## Begin

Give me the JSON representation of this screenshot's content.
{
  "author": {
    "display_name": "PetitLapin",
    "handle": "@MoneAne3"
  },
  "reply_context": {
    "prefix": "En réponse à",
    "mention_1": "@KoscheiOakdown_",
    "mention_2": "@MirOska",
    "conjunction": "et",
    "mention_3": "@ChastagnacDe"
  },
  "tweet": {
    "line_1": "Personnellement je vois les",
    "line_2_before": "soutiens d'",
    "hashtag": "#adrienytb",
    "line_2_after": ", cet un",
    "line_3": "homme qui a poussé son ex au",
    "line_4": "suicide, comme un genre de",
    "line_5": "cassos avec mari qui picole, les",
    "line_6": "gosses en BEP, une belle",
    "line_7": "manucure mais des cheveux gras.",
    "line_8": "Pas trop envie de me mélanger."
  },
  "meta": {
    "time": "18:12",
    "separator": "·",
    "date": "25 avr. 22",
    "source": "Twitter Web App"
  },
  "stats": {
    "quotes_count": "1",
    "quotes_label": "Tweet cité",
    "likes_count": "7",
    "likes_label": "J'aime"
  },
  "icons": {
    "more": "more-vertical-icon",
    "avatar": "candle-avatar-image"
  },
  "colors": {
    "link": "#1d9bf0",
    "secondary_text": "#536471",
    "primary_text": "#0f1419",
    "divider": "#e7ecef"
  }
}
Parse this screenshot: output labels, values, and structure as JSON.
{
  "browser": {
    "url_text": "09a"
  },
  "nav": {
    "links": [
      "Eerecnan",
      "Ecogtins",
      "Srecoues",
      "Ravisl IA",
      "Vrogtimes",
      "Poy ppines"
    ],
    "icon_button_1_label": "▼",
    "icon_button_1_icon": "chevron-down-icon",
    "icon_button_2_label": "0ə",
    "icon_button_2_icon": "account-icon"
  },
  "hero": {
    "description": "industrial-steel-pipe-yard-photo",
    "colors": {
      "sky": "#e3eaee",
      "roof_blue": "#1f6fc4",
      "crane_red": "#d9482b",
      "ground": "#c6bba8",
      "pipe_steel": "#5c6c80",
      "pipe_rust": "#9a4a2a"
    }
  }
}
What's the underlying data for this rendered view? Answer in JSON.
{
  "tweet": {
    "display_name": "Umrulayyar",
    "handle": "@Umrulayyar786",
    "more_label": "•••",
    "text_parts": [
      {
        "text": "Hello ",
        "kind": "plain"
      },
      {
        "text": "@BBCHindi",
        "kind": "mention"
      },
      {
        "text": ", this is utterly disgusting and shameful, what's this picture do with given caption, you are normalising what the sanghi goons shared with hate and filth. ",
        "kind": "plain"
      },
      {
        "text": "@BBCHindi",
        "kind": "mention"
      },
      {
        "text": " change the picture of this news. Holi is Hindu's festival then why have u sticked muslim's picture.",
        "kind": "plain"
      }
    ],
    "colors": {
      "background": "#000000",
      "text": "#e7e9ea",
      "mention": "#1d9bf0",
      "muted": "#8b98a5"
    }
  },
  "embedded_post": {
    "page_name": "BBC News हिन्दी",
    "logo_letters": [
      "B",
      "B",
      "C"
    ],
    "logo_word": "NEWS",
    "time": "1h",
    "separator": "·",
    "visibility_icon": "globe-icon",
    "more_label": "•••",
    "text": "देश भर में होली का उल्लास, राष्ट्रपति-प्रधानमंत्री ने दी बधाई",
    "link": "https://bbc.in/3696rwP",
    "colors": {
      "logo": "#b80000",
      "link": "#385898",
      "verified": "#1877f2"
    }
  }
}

## End

_What you should do_
Produce a verbatim transcription of the entries above.

_Solution to the exercise_
Give me the JSON representation of this screenshot's content.
{
  "author": {
    "display_name": "PetitLapin",
    "handle": "@MoneAne3"
  },
  "reply_context": {
    "prefix": "En réponse à",
    "mention_1": "@KoscheiOakdown_",
    "mention_2": "@MirOska",
    "conjunction": "et",
    "mention_3": "@ChastagnacDe"
  },
  "tweet": {
    "line_1": "Personnellement je vois les",
    "line_2_before": "soutiens d'",
    "hashtag": "#adrienytb",
    "line_2_after": ", cet un",
    "line_3": "homme qui a poussé son ex au",
    "line_4": "suicide, comme un genre de",
    "line_5": "cassos avec mari qui picole, les",
    "line_6": "gosses en BEP, une belle",
    "line_7": "manucure mais des cheveux gras.",
    "line_8": "Pas trop envie de me mélanger."
  },
  "meta": {
    "time": "18:12",
    "separator": "·",
    "date": "25 avr. 22",
    "source": "Twitter Web App"
  },
  "stats": {
    "quotes_count": "1",
    "quotes_label": "Tweet cité",
    "likes_count": "7",
    "likes_label": "J'aime"
  },
  "icons": {
    "more": "more-vertical-icon",
    "avatar": "candle-avatar-image"
  },
  "colors": {
    "link": "#1d9bf0",
    "secondary_text": "#536471",
    "primary_text": "#0f1419",
    "divider": "#e7ecef"
  }
}
Parse this screenshot: output labels, values, and structure as JSON.
{
  "browser": {
    "url_text": "09a"
  },
  "nav": {
    "links": [
      "Eerecnan",
      "Ecogtins",
      "Srecoues",
      "Ravisl IA",
      "Vrogtimes",
      "Poy ppines"
    ],
    "icon_button_1_label": "▼",
    "icon_button_1_icon": "chevron-down-icon",
    "icon_button_2_label": "0ə",
    "icon_button_2_icon": "account-icon"
  },
  "hero": {
    "description": "industrial-steel-pipe-yard-photo",
    "colors": {
      "sky": "#e3eaee",
      "roof_blue": "#1f6fc4",
      "crane_red": "#d9482b",
      "ground": "#c6bba8",
      "pipe_steel": "#5c6c80",
      "pipe_rust": "#9a4a2a"
    }
  }
}
What's the underlying data for this rendered view? Answer in JSON.
{
  "tweet": {
    "display_name": "Umrulayyar",
    "handle": "@Umrulayyar786",
    "more_label": "•••",
    "text_parts": [
      {
        "text": "Hello ",
        "kind": "plain"
      },
      {
        "text": "@BBCHindi",
        "kind": "mention"
      },
      {
        "text": ", this is utterly disgusting and shameful, what's this picture do with given caption, you are normalising what the sanghi goons shared with hate and filth. ",
        "kind": "plain"
      },
      {
        "text": "@BBCHindi",
        "kind": "mention"
      },
      {
        "text": " change the picture of this news. Holi is Hindu's festival then why have u sticked muslim's picture.",
        "kind": "plain"
      }
    ],
    "colors": {
      "background": "#000000",
      "text": "#e7e9ea",
      "mention": "#1d9bf0",
      "muted": "#8b98a5"
    }
  },
  "embedded_post": {
    "page_name": "BBC News हिन्दी",
    "logo_letters": [
      "B",
      "B",
      "C"
    ],
    "logo_word": "NEWS",
    "time": "1h",
    "separator": "·",
    "visibility_icon": "globe-icon",
    "more_label": "•••",
    "text": "देश भर में होली का उल्लास, राष्ट्रपति-प्रधानमंत्री ने दी बधाई",
    "link": "https://bbc.in/3696rwP",
    "colors": {
      "logo": "#b80000",
      "link": "#385898",
      "verified": "#1877f2"
    }
  }
}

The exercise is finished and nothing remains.